Information provided:
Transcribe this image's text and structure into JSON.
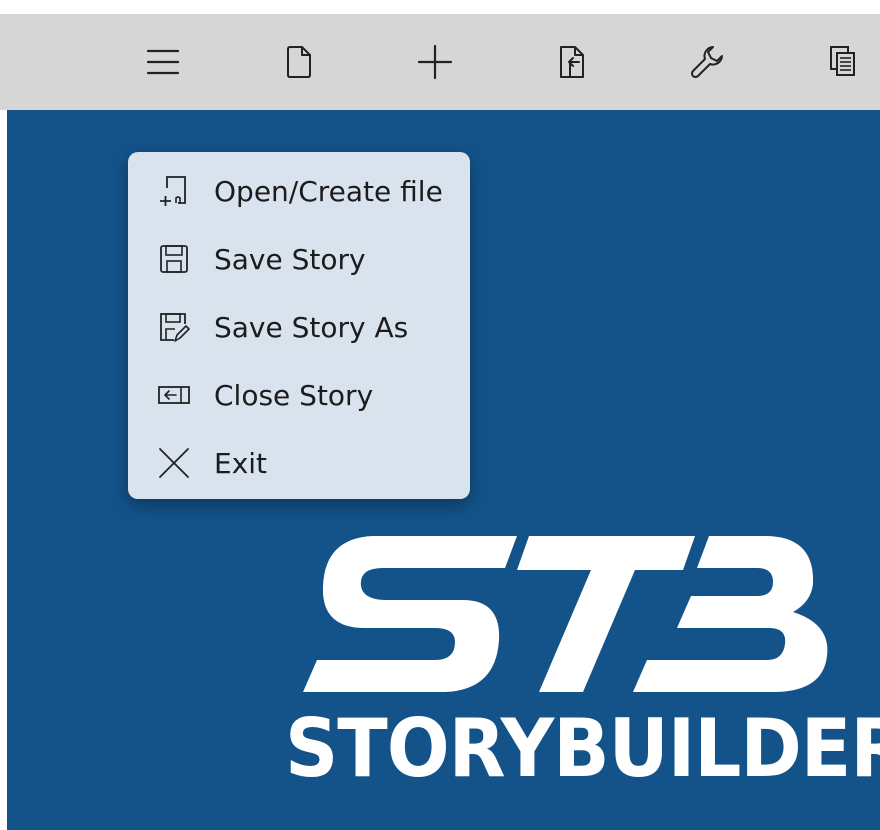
{
  "toolbar": {
    "buttons": [
      {
        "name": "menu",
        "icon": "hamburger-icon"
      },
      {
        "name": "new-file",
        "icon": "document-icon"
      },
      {
        "name": "add",
        "icon": "plus-icon"
      },
      {
        "name": "import",
        "icon": "import-icon"
      },
      {
        "name": "tools",
        "icon": "wrench-icon"
      },
      {
        "name": "copy",
        "icon": "copy-icon"
      }
    ]
  },
  "menu": {
    "items": [
      {
        "label": "Open/Create file",
        "icon": "open-create-file-icon"
      },
      {
        "label": "Save Story",
        "icon": "save-icon"
      },
      {
        "label": "Save Story As",
        "icon": "save-as-icon"
      },
      {
        "label": "Close Story",
        "icon": "close-story-icon"
      },
      {
        "label": "Exit",
        "icon": "close-icon"
      }
    ]
  },
  "logo": {
    "mark": "STB",
    "wordmark": "STORYBUILDER"
  },
  "colors": {
    "toolbar_bg": "#d6d6d6",
    "canvas_bg": "#13538a",
    "menu_bg": "#d9e3ed",
    "logo": "#ffffff"
  }
}
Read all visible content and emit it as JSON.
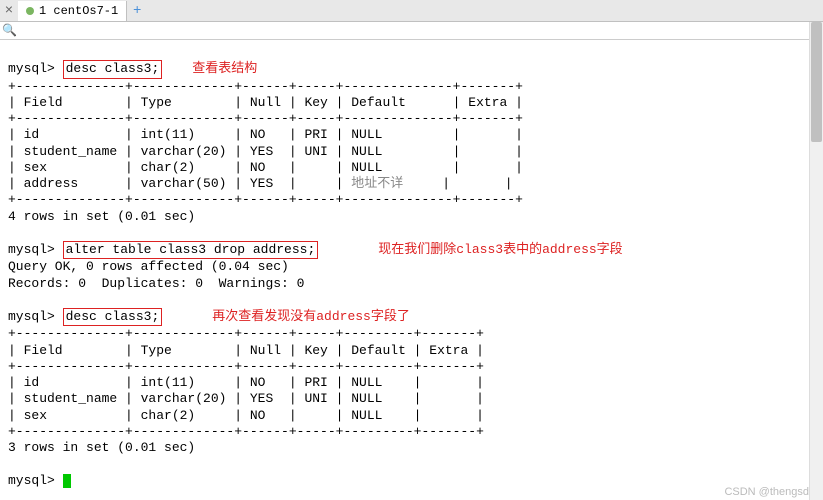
{
  "tab": {
    "title": "1 centOs7-1"
  },
  "annotations": {
    "a1": "查看表结构",
    "a2": "现在我们删除class3表中的address字段",
    "a3": "再次查看发现没有address字段了"
  },
  "commands": {
    "prompt": "mysql>",
    "desc1": "desc class3;",
    "alter": "alter table class3 drop address;",
    "desc2": "desc class3;"
  },
  "table1": {
    "border_top": "+--------------+-------------+------+-----+--------------+-------+",
    "header": "| Field        | Type        | Null | Key | Default      | Extra |",
    "border_mid": "+--------------+-------------+------+-----+--------------+-------+",
    "row1": "| id           | int(11)     | NO   | PRI | NULL         |       |",
    "row2": "| student_name | varchar(20) | YES  | UNI | NULL         |       |",
    "row3": "| sex          | char(2)     | NO   |     | NULL         |       |",
    "row4a": "| address      | varchar(50) | YES  |     | ",
    "row4_default": "地址不详",
    "row4b": "     |       |",
    "border_bot": "+--------------+-------------+------+-----+--------------+-------+",
    "footer": "4 rows in set (0.01 sec)"
  },
  "alter_output": {
    "line1": "Query OK, 0 rows affected (0.04 sec)",
    "line2": "Records: 0  Duplicates: 0  Warnings: 0"
  },
  "table2": {
    "border_top": "+--------------+-------------+------+-----+---------+-------+",
    "header": "| Field        | Type        | Null | Key | Default | Extra |",
    "border_mid": "+--------------+-------------+------+-----+---------+-------+",
    "row1": "| id           | int(11)     | NO   | PRI | NULL    |       |",
    "row2": "| student_name | varchar(20) | YES  | UNI | NULL    |       |",
    "row3": "| sex          | char(2)     | NO   |     | NULL    |       |",
    "border_bot": "+--------------+-------------+------+-----+---------+-------+",
    "footer": "3 rows in set (0.01 sec)"
  },
  "watermark": "CSDN @thengsd"
}
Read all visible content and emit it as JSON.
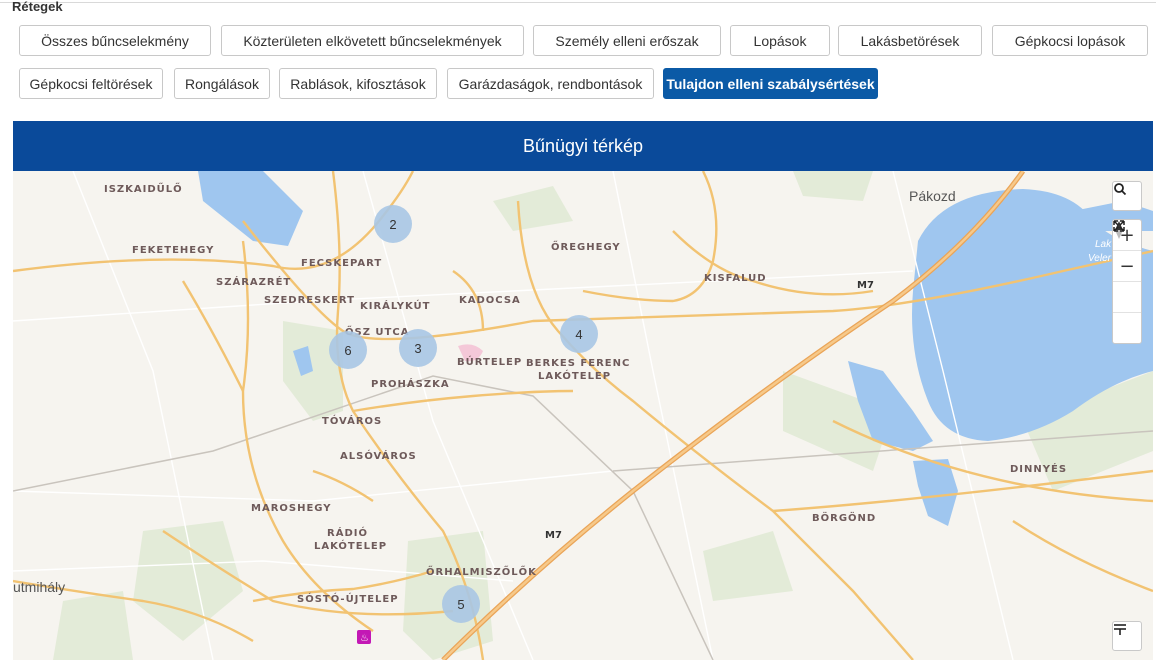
{
  "layers": {
    "title": "Rétegek",
    "buttons": [
      {
        "label": "Összes bűncselekmény",
        "active": false
      },
      {
        "label": "Közterületen elkövetett bűncselekmények",
        "active": false
      },
      {
        "label": "Személy elleni erőszak",
        "active": false
      },
      {
        "label": "Lopások",
        "active": false
      },
      {
        "label": "Lakásbetörések",
        "active": false
      },
      {
        "label": "Gépkocsi lopások",
        "active": false
      },
      {
        "label": "Gépkocsi feltörések",
        "active": false
      },
      {
        "label": "Rongálások",
        "active": false
      },
      {
        "label": "Rablások, kifosztások",
        "active": false
      },
      {
        "label": "Garázdaságok, rendbontások",
        "active": false
      },
      {
        "label": "Tulajdon elleni szabálysértések",
        "active": true
      }
    ]
  },
  "map": {
    "title": "Bűnügyi térkép",
    "place_labels": [
      "ISZKAIDŰLŐ",
      "FEKETEHEGY",
      "FECSKEPART",
      "SZÁRAZRÉT",
      "SZEDRESKERT",
      "KIRÁLYKÚT",
      "KADOCSA",
      "ŐREGHEGY",
      "KISFALUD",
      "ŐSZ UTCA",
      "BÚRTELEP",
      "BERKES FERENC",
      "LAKÓTELEP",
      "PROHÁSZKA",
      "TÓVÁROS",
      "ALSÓVÁROS",
      "MAROSHEGY",
      "RÁDIÓ",
      "LAKÓTELEP",
      "ŐRHALMISZŐLŐK",
      "SÓSTÓ-ÚJTELEP",
      "BÖRGÖND",
      "DINNYÉS"
    ],
    "town_labels": [
      "Pákozd",
      "utmihály"
    ],
    "lake_labels": [
      "Lak",
      "Veler"
    ],
    "road_labels": [
      "M7",
      "M7"
    ],
    "clusters": [
      "2",
      "6",
      "3",
      "4",
      "5"
    ],
    "controls": {
      "search_icon": "search-icon",
      "zoom_in": "+",
      "zoom_out": "−",
      "compass_icon": "compass-icon",
      "fullscreen_icon": "fullscreen-icon",
      "layers_icon": "layers-icon"
    },
    "colors": {
      "water": "#9fc6ef",
      "road_major": "#f2c372",
      "motorway": "#f0b060",
      "green": "#e3ebd8",
      "cluster": "#a9c7e4",
      "header": "#0a4a9a",
      "active_button": "#0b5aa6"
    }
  }
}
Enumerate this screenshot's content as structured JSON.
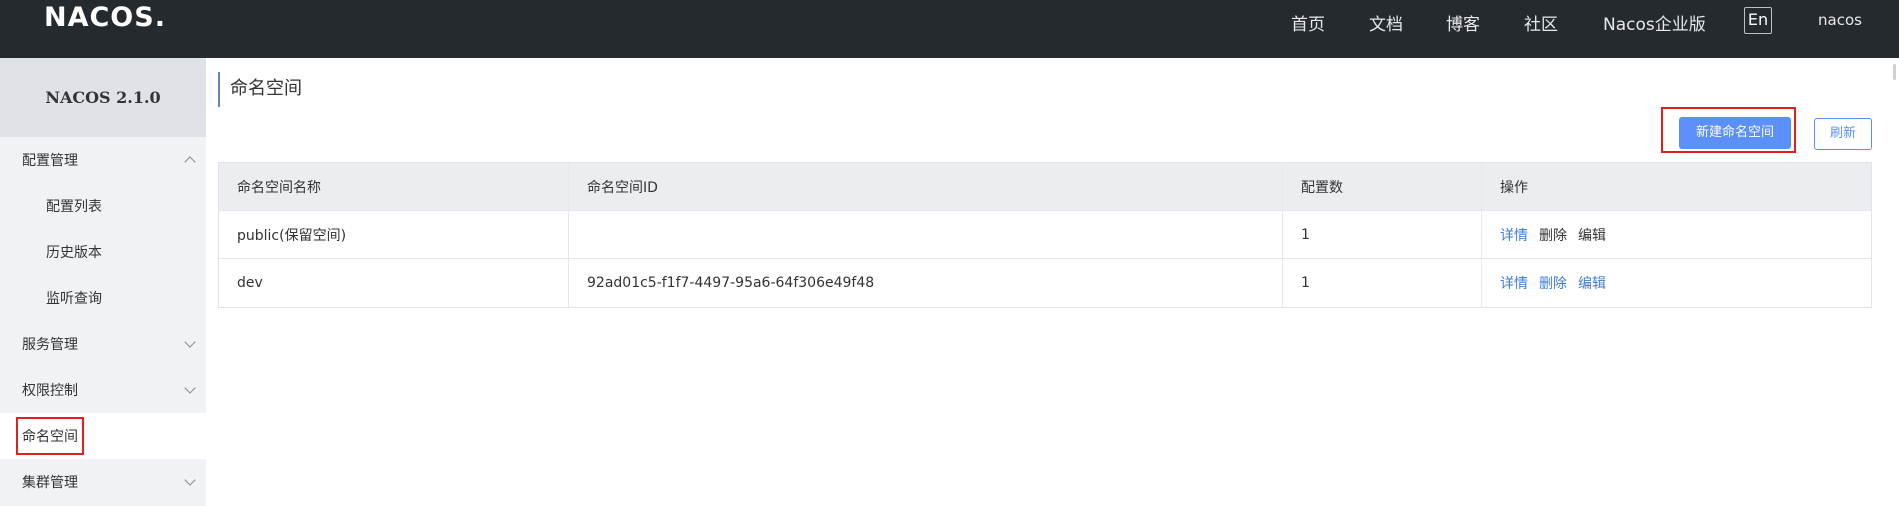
{
  "topbar": {
    "logo": "NACOS.",
    "nav": [
      "首页",
      "文档",
      "博客",
      "社区",
      "Nacos企业版"
    ],
    "lang": "En",
    "user": "nacos"
  },
  "sidebar": {
    "version": "NACOS 2.1.0",
    "items": [
      {
        "label": "配置管理",
        "type": "group",
        "expanded": true
      },
      {
        "label": "配置列表",
        "type": "sub"
      },
      {
        "label": "历史版本",
        "type": "sub"
      },
      {
        "label": "监听查询",
        "type": "sub"
      },
      {
        "label": "服务管理",
        "type": "group",
        "expanded": false
      },
      {
        "label": "权限控制",
        "type": "group",
        "expanded": false
      },
      {
        "label": "命名空间",
        "type": "item",
        "active": true
      },
      {
        "label": "集群管理",
        "type": "group",
        "expanded": false
      }
    ]
  },
  "main": {
    "title": "命名空间",
    "new_button": "新建命名空间",
    "refresh_button": "刷新",
    "table": {
      "headers": [
        "命名空间名称",
        "命名空间ID",
        "配置数",
        "操作"
      ],
      "rows": [
        {
          "name": "public(保留空间)",
          "id": "",
          "count": "1",
          "actions": [
            "详情",
            "删除",
            "编辑"
          ]
        },
        {
          "name": "dev",
          "id": "92ad01c5-f1f7-4497-95a6-64f306e49f48",
          "count": "1",
          "actions": [
            "详情",
            "删除",
            "编辑"
          ]
        }
      ]
    }
  },
  "colors": {
    "topbar": "#252a2f",
    "sidebar": "#f0f2f5",
    "primary": "#5b8ff9",
    "link": "#3f7bd6",
    "highlight": "#e02020"
  }
}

What the task requires: Pictures are to be left out; repeat all the remaining data exactly.

Solution for this problem:
Transcribe this image's text and structure into JSON.
{
  "toolbar": {
    "buttons": [
      {
        "name": "menu",
        "icon": "hamburger-icon"
      },
      {
        "name": "new-file",
        "icon": "document-icon"
      },
      {
        "name": "add",
        "icon": "plus-icon"
      },
      {
        "name": "import",
        "icon": "import-icon"
      },
      {
        "name": "tools",
        "icon": "wrench-icon"
      },
      {
        "name": "copy",
        "icon": "copy-icon"
      }
    ]
  },
  "menu": {
    "items": [
      {
        "label": "Open/Create file",
        "icon": "open-create-file-icon"
      },
      {
        "label": "Save Story",
        "icon": "save-icon"
      },
      {
        "label": "Save Story As",
        "icon": "save-as-icon"
      },
      {
        "label": "Close Story",
        "icon": "close-story-icon"
      },
      {
        "label": "Exit",
        "icon": "close-icon"
      }
    ]
  },
  "logo": {
    "mark": "STB",
    "wordmark": "STORYBUILDER"
  },
  "colors": {
    "toolbar_bg": "#d6d6d6",
    "canvas_bg": "#13538a",
    "menu_bg": "#d9e3ed",
    "logo": "#ffffff"
  }
}
Read all visible content and emit it as JSON.
{
  "tab": {
    "title": "1 centOs7-1"
  },
  "annotations": {
    "a1": "查看表结构",
    "a2": "现在我们删除class3表中的address字段",
    "a3": "再次查看发现没有address字段了"
  },
  "commands": {
    "prompt": "mysql>",
    "desc1": "desc class3;",
    "alter": "alter table class3 drop address;",
    "desc2": "desc class3;"
  },
  "table1": {
    "border_top": "+--------------+-------------+------+-----+--------------+-------+",
    "header": "| Field        | Type        | Null | Key | Default      | Extra |",
    "border_mid": "+--------------+-------------+------+-----+--------------+-------+",
    "row1": "| id           | int(11)     | NO   | PRI | NULL         |       |",
    "row2": "| student_name | varchar(20) | YES  | UNI | NULL         |       |",
    "row3": "| sex          | char(2)     | NO   |     | NULL         |       |",
    "row4a": "| address      | varchar(50) | YES  |     | ",
    "row4_default": "地址不详",
    "row4b": "     |       |",
    "border_bot": "+--------------+-------------+------+-----+--------------+-------+",
    "footer": "4 rows in set (0.01 sec)"
  },
  "alter_output": {
    "line1": "Query OK, 0 rows affected (0.04 sec)",
    "line2": "Records: 0  Duplicates: 0  Warnings: 0"
  },
  "table2": {
    "border_top": "+--------------+-------------+------+-----+---------+-------+",
    "header": "| Field        | Type        | Null | Key | Default | Extra |",
    "border_mid": "+--------------+-------------+------+-----+---------+-------+",
    "row1": "| id           | int(11)     | NO   | PRI | NULL    |       |",
    "row2": "| student_name | varchar(20) | YES  | UNI | NULL    |       |",
    "row3": "| sex          | char(2)     | NO   |     | NULL    |       |",
    "border_bot": "+--------------+-------------+------+-----+---------+-------+",
    "footer": "3 rows in set (0.01 sec)"
  },
  "watermark": "CSDN @thengsd"
}
Read all visible content and emit it as JSON.
{
  "layers": {
    "title": "Rétegek",
    "buttons": [
      {
        "label": "Összes bűncselekmény",
        "active": false
      },
      {
        "label": "Közterületen elkövetett bűncselekmények",
        "active": false
      },
      {
        "label": "Személy elleni erőszak",
        "active": false
      },
      {
        "label": "Lopások",
        "active": false
      },
      {
        "label": "Lakásbetörések",
        "active": false
      },
      {
        "label": "Gépkocsi lopások",
        "active": false
      },
      {
        "label": "Gépkocsi feltörések",
        "active": false
      },
      {
        "label": "Rongálások",
        "active": false
      },
      {
        "label": "Rablások, kifosztások",
        "active": false
      },
      {
        "label": "Garázdaságok, rendbontások",
        "active": false
      },
      {
        "label": "Tulajdon elleni szabálysértések",
        "active": true
      }
    ]
  },
  "map": {
    "title": "Bűnügyi térkép",
    "place_labels": [
      "ISZKAIDŰLŐ",
      "FEKETEHEGY",
      "FECSKEPART",
      "SZÁRAZRÉT",
      "SZEDRESKERT",
      "KIRÁLYKÚT",
      "KADOCSA",
      "ŐREGHEGY",
      "KISFALUD",
      "ŐSZ UTCA",
      "BÚRTELEP",
      "BERKES FERENC",
      "LAKÓTELEP",
      "PROHÁSZKA",
      "TÓVÁROS",
      "ALSÓVÁROS",
      "MAROSHEGY",
      "RÁDIÓ",
      "LAKÓTELEP",
      "ŐRHALMISZŐLŐK",
      "SÓSTÓ-ÚJTELEP",
      "BÖRGÖND",
      "DINNYÉS"
    ],
    "town_labels": [
      "Pákozd",
      "utmihály"
    ],
    "lake_labels": [
      "Lak",
      "Veler"
    ],
    "road_labels": [
      "M7",
      "M7"
    ],
    "clusters": [
      "2",
      "6",
      "3",
      "4",
      "5"
    ],
    "controls": {
      "search_icon": "search-icon",
      "zoom_in": "+",
      "zoom_out": "−",
      "compass_icon": "compass-icon",
      "fullscreen_icon": "fullscreen-icon",
      "layers_icon": "layers-icon"
    },
    "colors": {
      "water": "#9fc6ef",
      "road_major": "#f2c372",
      "motorway": "#f0b060",
      "green": "#e3ebd8",
      "cluster": "#a9c7e4",
      "header": "#0a4a9a",
      "active_button": "#0b5aa6"
    }
  }
}
Enumerate this screenshot's content as structured JSON.
{
  "topbar": {
    "logo": "NACOS.",
    "nav": [
      "首页",
      "文档",
      "博客",
      "社区",
      "Nacos企业版"
    ],
    "lang": "En",
    "user": "nacos"
  },
  "sidebar": {
    "version": "NACOS 2.1.0",
    "items": [
      {
        "label": "配置管理",
        "type": "group",
        "expanded": true
      },
      {
        "label": "配置列表",
        "type": "sub"
      },
      {
        "label": "历史版本",
        "type": "sub"
      },
      {
        "label": "监听查询",
        "type": "sub"
      },
      {
        "label": "服务管理",
        "type": "group",
        "expanded": false
      },
      {
        "label": "权限控制",
        "type": "group",
        "expanded": false
      },
      {
        "label": "命名空间",
        "type": "item",
        "active": true
      },
      {
        "label": "集群管理",
        "type": "group",
        "expanded": false
      }
    ]
  },
  "main": {
    "title": "命名空间",
    "new_button": "新建命名空间",
    "refresh_button": "刷新",
    "table": {
      "headers": [
        "命名空间名称",
        "命名空间ID",
        "配置数",
        "操作"
      ],
      "rows": [
        {
          "name": "public(保留空间)",
          "id": "",
          "count": "1",
          "actions": [
            "详情",
            "删除",
            "编辑"
          ]
        },
        {
          "name": "dev",
          "id": "92ad01c5-f1f7-4497-95a6-64f306e49f48",
          "count": "1",
          "actions": [
            "详情",
            "删除",
            "编辑"
          ]
        }
      ]
    }
  },
  "colors": {
    "topbar": "#252a2f",
    "sidebar": "#f0f2f5",
    "primary": "#5b8ff9",
    "link": "#3f7bd6",
    "highlight": "#e02020"
  }
}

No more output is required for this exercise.